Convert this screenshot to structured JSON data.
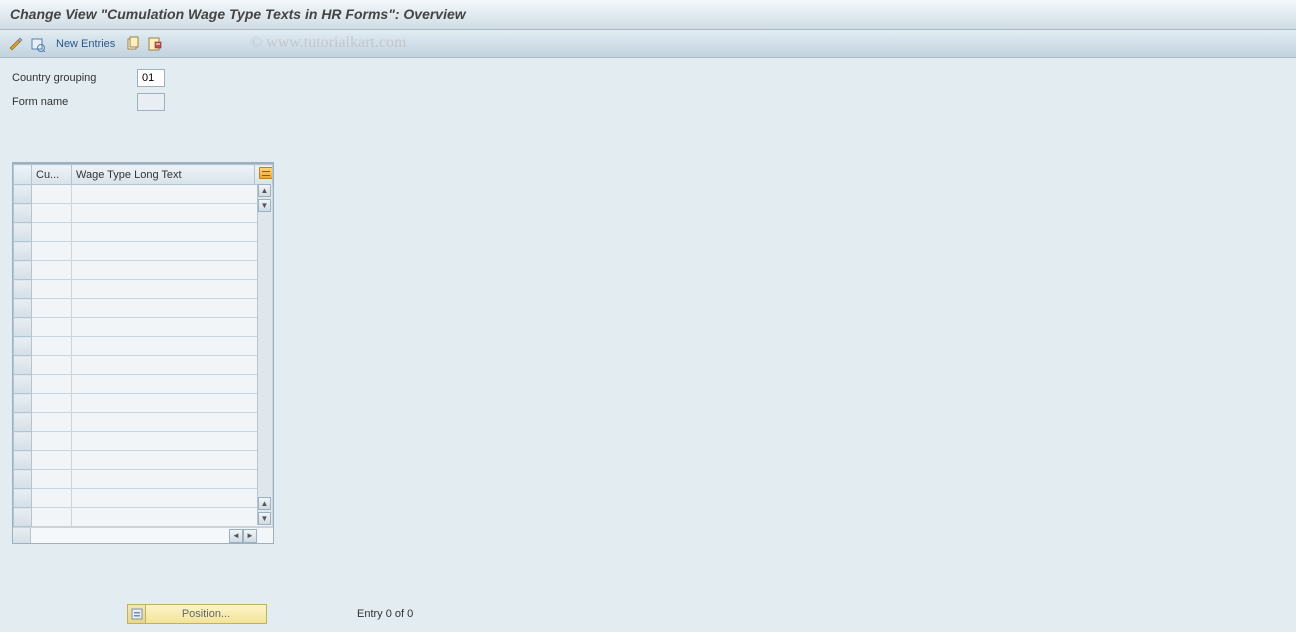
{
  "header": {
    "title": "Change View \"Cumulation Wage Type Texts in HR Forms\": Overview"
  },
  "toolbar": {
    "new_entries_label": "New Entries"
  },
  "watermark": "© www.tutorialkart.com",
  "form": {
    "country_grouping_label": "Country grouping",
    "country_grouping_value": "01",
    "form_name_label": "Form name",
    "form_name_value": ""
  },
  "table": {
    "columns": {
      "cu": "Cu...",
      "wage_type": "Wage Type Long Text"
    },
    "row_count": 18
  },
  "footer": {
    "position_label": "Position...",
    "entry_text": "Entry 0 of 0"
  }
}
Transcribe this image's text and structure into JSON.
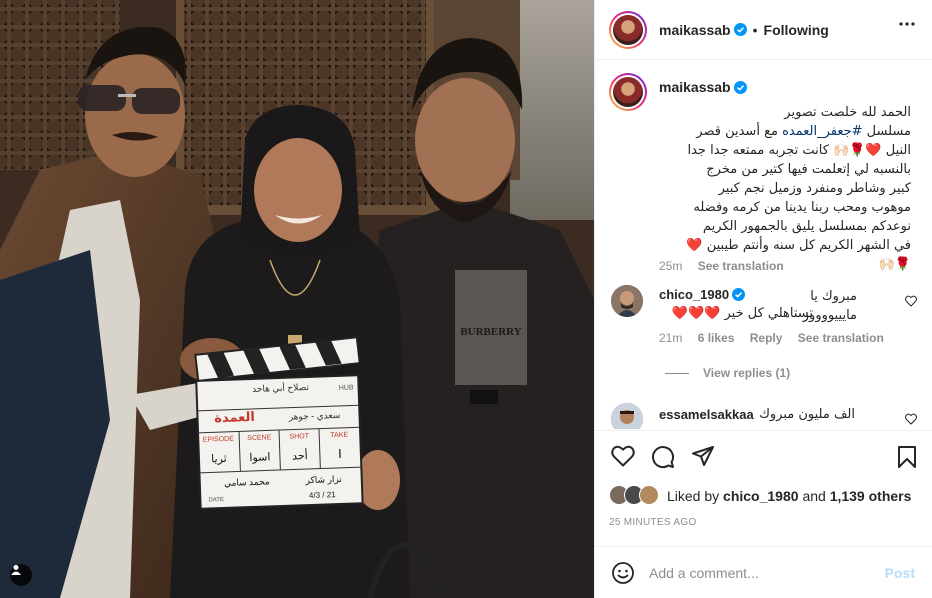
{
  "post": {
    "username": "maikassab",
    "follow_status": "Following",
    "dot": "•"
  },
  "caption": {
    "username": "maikassab",
    "line1": "الحمد لله خلصت تصوير",
    "line2_a": "مسلسل ",
    "hashtag": "#جعفر_العمده",
    "line2_b": " مع أسدين قصر",
    "line3": "النيل ❤️🌹🙌🏻 كانت تجربه ممتعه جدا جدا",
    "line4": "بالنسبه لي إتعلمت فيها كتير من مخرج",
    "line5": "كبير وشاطر ومنفرد وزميل نجم كبير",
    "line6": "موهوب ومحب ربنا يدينا من كرمه وفضله",
    "line7": "نوعدكم بمسلسل يليق بالجمهور الكريم",
    "line8": "في الشهر الكريم كل سنه وأنتم طيبين ❤️",
    "line9": "🌹🙌🏻",
    "age": "25m",
    "see_translation": "See translation"
  },
  "comments": [
    {
      "username": "chico_1980",
      "line1": "مبروك يا مايييووووز",
      "line2": "تستاهلي كل خير ❤️❤️❤️",
      "age": "21m",
      "likes": "6 likes",
      "reply": "Reply",
      "see_translation": "See translation",
      "view_replies": "View replies (1)"
    },
    {
      "username": "essamelsakkaa",
      "line1": "الف مليون مبروك"
    }
  ],
  "likes": {
    "prefix": "Liked by",
    "user": "chico_1980",
    "and": "and",
    "others": "1,139 others"
  },
  "timestamp": "25 MINUTES AGO",
  "add_comment": {
    "placeholder": "Add a comment...",
    "post_label": "Post"
  },
  "clapperboard": {
    "title": "العمدة",
    "row_labels": [
      "EPISODE",
      "SCENE",
      "SHOT",
      "TAKE"
    ],
    "row_values": [
      "ثريا",
      "اسوا",
      "أحد",
      "I"
    ],
    "names": [
      "محمد سامي",
      "نزار شاكر"
    ],
    "subtitle": "سعدي - جوهر",
    "top_text": "تصلاح أبي هاحد",
    "hub": "HUB",
    "date_label": "DATE",
    "date_value": "4/3 / 21"
  },
  "shirt_brand": "BURBERRY",
  "colors": {
    "accent_blue": "#0095f6",
    "hashtag": "#00376b",
    "heart": "#ed4956",
    "muted": "#8e8e8e",
    "border": "#efefef",
    "post_disabled": "#b2dffc"
  }
}
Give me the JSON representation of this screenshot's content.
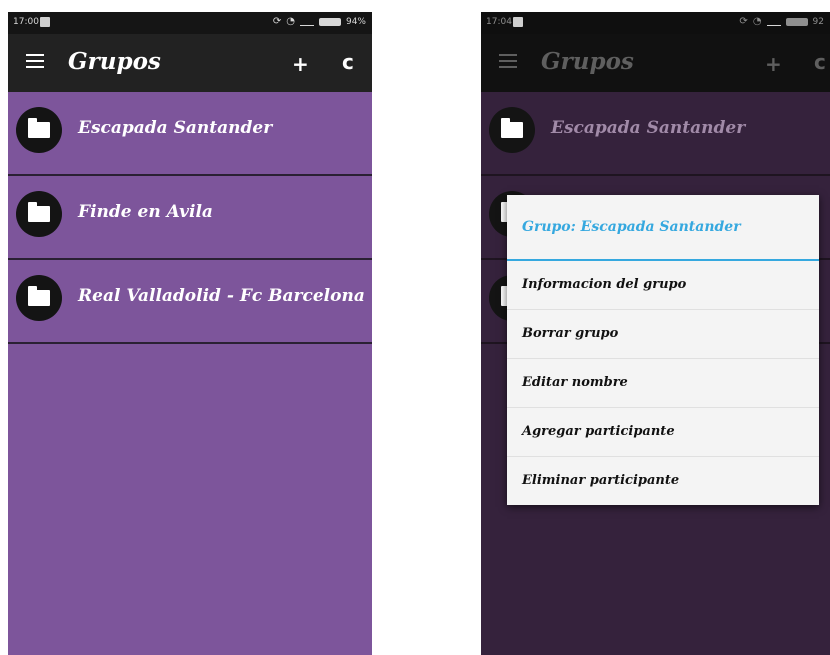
{
  "left": {
    "status": {
      "time": "17:00",
      "battery": "94%"
    },
    "appbar": {
      "title": "Grupos",
      "add": "+",
      "refresh": "c"
    },
    "groups": [
      "Escapada Santander",
      "Finde en Avila",
      "Real Valladolid - Fc Barcelona"
    ]
  },
  "right": {
    "status": {
      "time": "17:04",
      "battery": "92"
    },
    "appbar": {
      "title": "Grupos",
      "add": "+",
      "refresh": "c"
    },
    "groups": [
      "Escapada Santander"
    ],
    "dialog": {
      "title": "Grupo: Escapada Santander",
      "options": [
        "Informacion del grupo",
        "Borrar grupo",
        "Editar nombre",
        "Agregar participante",
        "Eliminar participante"
      ]
    }
  },
  "colors": {
    "list_bg": "#7d559b",
    "dim_bg": "#35223c",
    "appbar": "#222222",
    "accent": "#35a8df"
  }
}
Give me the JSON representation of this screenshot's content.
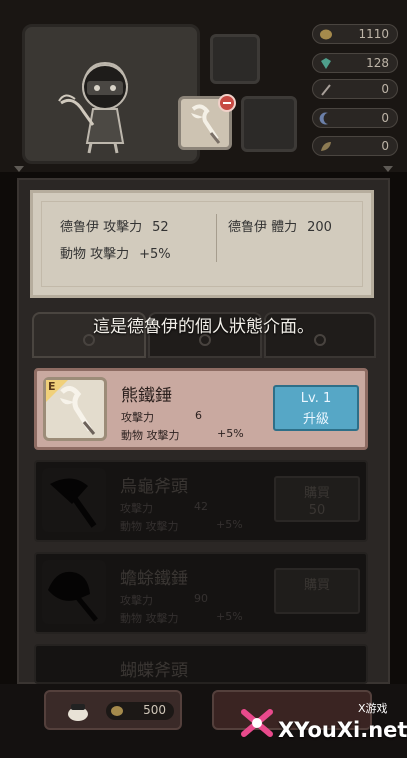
{
  "resources": [
    {
      "icon": "gold-coin-icon",
      "value": "1110"
    },
    {
      "icon": "gem-icon",
      "value": "128"
    },
    {
      "icon": "feather-icon",
      "value": "0"
    },
    {
      "icon": "moon-icon",
      "value": "0"
    },
    {
      "icon": "leaf-icon",
      "value": "0"
    }
  ],
  "stats": {
    "attack_label": "德鲁伊 攻擊力",
    "attack_value": "52",
    "hp_label": "德鲁伊 體力",
    "hp_value": "200",
    "animal_label": "動物 攻擊力",
    "animal_value": "+5%"
  },
  "hint": "這是德魯伊的個人狀態介面。",
  "weapons": [
    {
      "rank": "E",
      "name": "熊鐵錘",
      "attack_label": "攻擊力",
      "attack_value": "6",
      "animal_label": "動物 攻擊力",
      "animal_value": "+5%",
      "button_line1": "Lv. 1",
      "button_line2": "升級"
    },
    {
      "name": "烏龜斧頭",
      "attack_label": "攻擊力",
      "attack_value": "42",
      "animal_label": "動物 攻擊力",
      "animal_value": "+5%",
      "button_line1": "購買",
      "button_line2": "50"
    },
    {
      "name": "蟾蜍鐵錘",
      "attack_label": "攻擊力",
      "attack_value": "90",
      "animal_label": "動物 攻擊力",
      "animal_value": "+5%",
      "button_line1": "購買",
      "button_line2": ""
    },
    {
      "name": "蝴蝶斧頭"
    }
  ],
  "bottom": {
    "coin_value": "500"
  },
  "watermark": {
    "brand": "XYouXi.net",
    "tag": "X游戏"
  },
  "colors": {
    "selected_bg": "#c9a9a0",
    "upgrade_button": "#56a7c6",
    "rank_badge": "#f0d07a"
  }
}
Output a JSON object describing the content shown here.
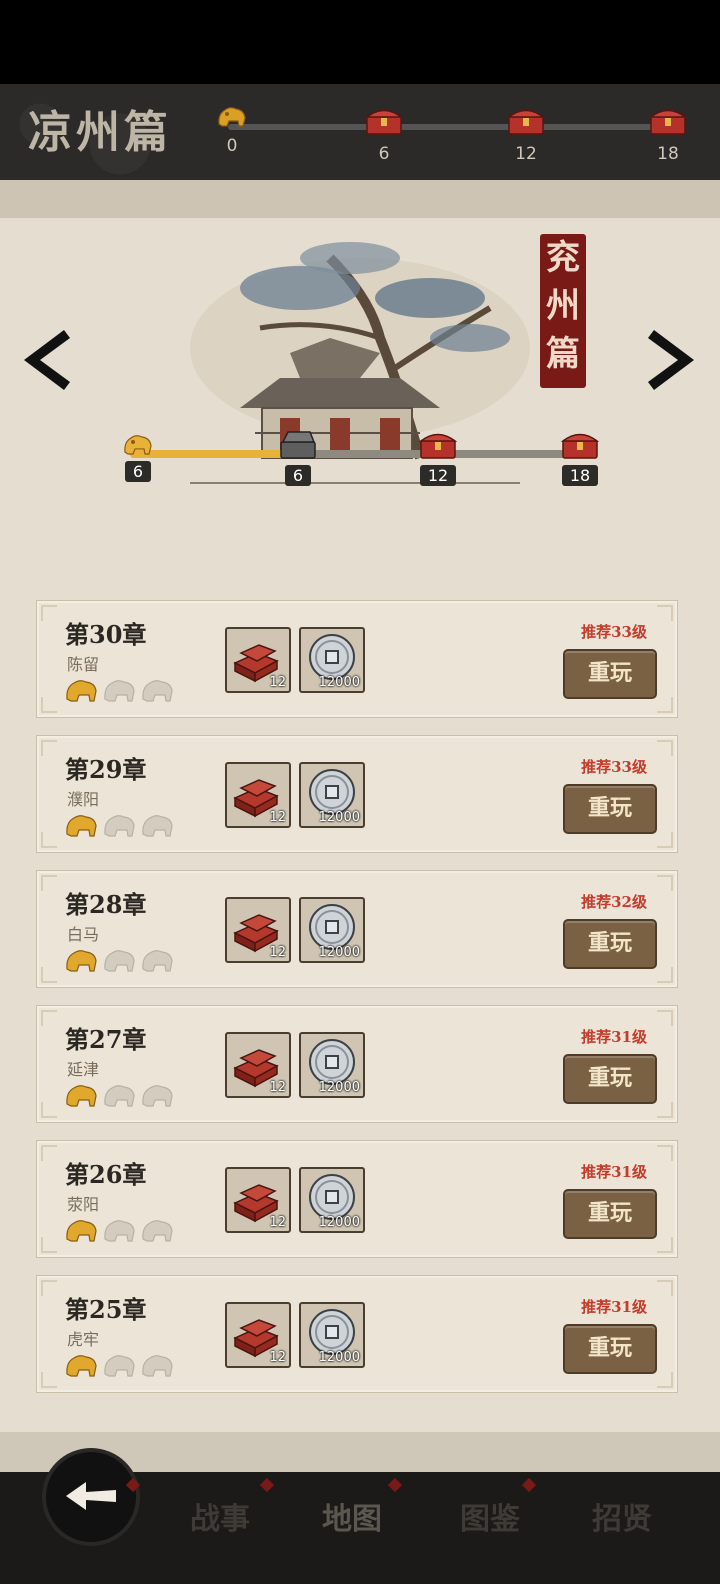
{
  "header": {
    "title": "凉州篇",
    "milestones": [
      {
        "type": "lion",
        "count": "0"
      },
      {
        "type": "chest",
        "count": "6"
      },
      {
        "type": "chest",
        "count": "12"
      },
      {
        "type": "chest",
        "count": "18"
      }
    ]
  },
  "chapter_region": {
    "title": "兖州篇",
    "progress": {
      "current": 6,
      "max": 18
    },
    "milestones": [
      {
        "type": "lion",
        "count": "6"
      },
      {
        "type": "chest-open",
        "count": "6"
      },
      {
        "type": "chest",
        "count": "12"
      },
      {
        "type": "chest",
        "count": "18"
      }
    ]
  },
  "chapters": [
    {
      "title": "第30章",
      "place": "陈留",
      "rec": "推荐33级",
      "stars": 1,
      "item1": "12",
      "item2": "12000",
      "button": "重玩"
    },
    {
      "title": "第29章",
      "place": "濮阳",
      "rec": "推荐33级",
      "stars": 1,
      "item1": "12",
      "item2": "12000",
      "button": "重玩"
    },
    {
      "title": "第28章",
      "place": "白马",
      "rec": "推荐32级",
      "stars": 1,
      "item1": "12",
      "item2": "12000",
      "button": "重玩"
    },
    {
      "title": "第27章",
      "place": "延津",
      "rec": "推荐31级",
      "stars": 1,
      "item1": "12",
      "item2": "12000",
      "button": "重玩"
    },
    {
      "title": "第26章",
      "place": "荥阳",
      "rec": "推荐31级",
      "stars": 1,
      "item1": "12",
      "item2": "12000",
      "button": "重玩"
    },
    {
      "title": "第25章",
      "place": "虎牢",
      "rec": "推荐31级",
      "stars": 1,
      "item1": "12",
      "item2": "12000",
      "button": "重玩"
    }
  ],
  "nav": {
    "back_icon": "back-arrow-icon",
    "tabs": [
      "战事",
      "地图",
      "图鉴",
      "招贤"
    ],
    "active": "地图"
  },
  "colors": {
    "accent_red": "#c53b2c",
    "gold": "#e8b23a",
    "button": "#7a6144"
  }
}
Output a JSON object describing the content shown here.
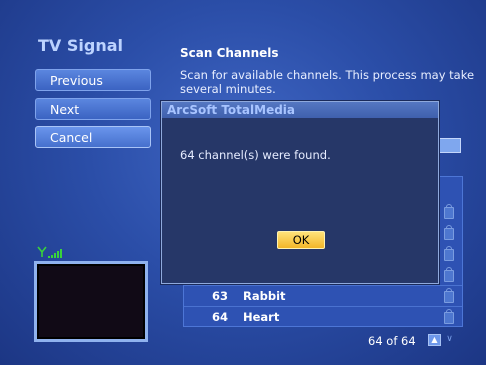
{
  "page": {
    "title": "TV Signal"
  },
  "nav": {
    "previous_label": "Previous",
    "next_label": "Next",
    "cancel_label": "Cancel"
  },
  "content": {
    "heading": "Scan Channels",
    "description": "Scan for available channels. This process may take several minutes."
  },
  "channels": [
    {
      "number": "63",
      "name": "Rabbit"
    },
    {
      "number": "64",
      "name": "Heart"
    }
  ],
  "pager": {
    "text": "64 of 64"
  },
  "dialog": {
    "title": "ArcSoft TotalMedia",
    "message": "64 channel(s) were found.",
    "ok_label": "OK"
  },
  "colors": {
    "background": "#2b4ea8",
    "accent": "#f2b628",
    "signal": "#39d23b"
  },
  "icons": {
    "signal": "signal-strength-icon",
    "lock": "lock-icon",
    "up": "scroll-up-icon",
    "down": "scroll-down-icon"
  }
}
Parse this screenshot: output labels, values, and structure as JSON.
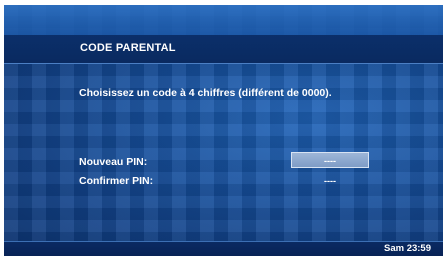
{
  "screen": {
    "title": "CODE PARENTAL",
    "instruction": "Choisissez un code à 4 chiffres (différent de 0000).",
    "new_pin_label": "Nouveau PIN:",
    "confirm_pin_label": "Confirmer PIN:",
    "new_pin_value": "----",
    "confirm_pin_value": "----",
    "clock": "Sam 23:59"
  }
}
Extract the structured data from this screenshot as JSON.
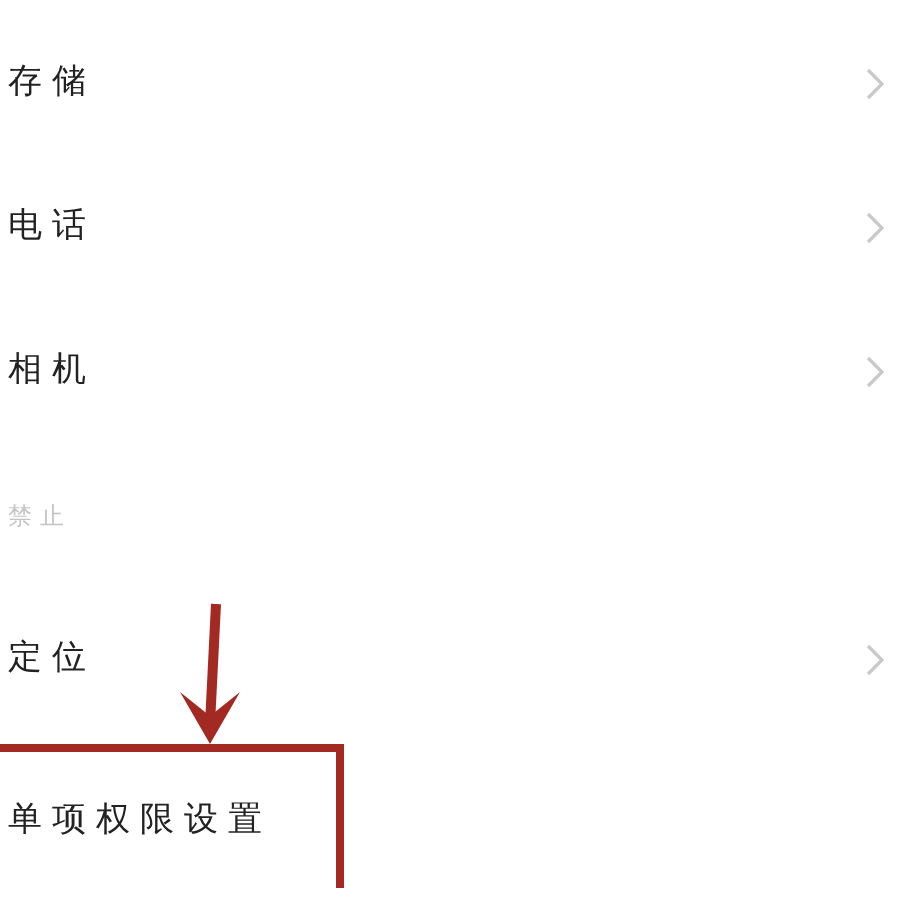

## Short exercise
Where a line contains "screenshot", copy that line.

## Solution to the exercise
Convert this screenshot to structured JSON data.
Give me the JSON representation of this screenshot's content.
Give me the JSON representation of this screenshot's content.
Parse this screenshot: output labels, values, and structure as JSON.
Extract the structured data from this screenshot as JSON.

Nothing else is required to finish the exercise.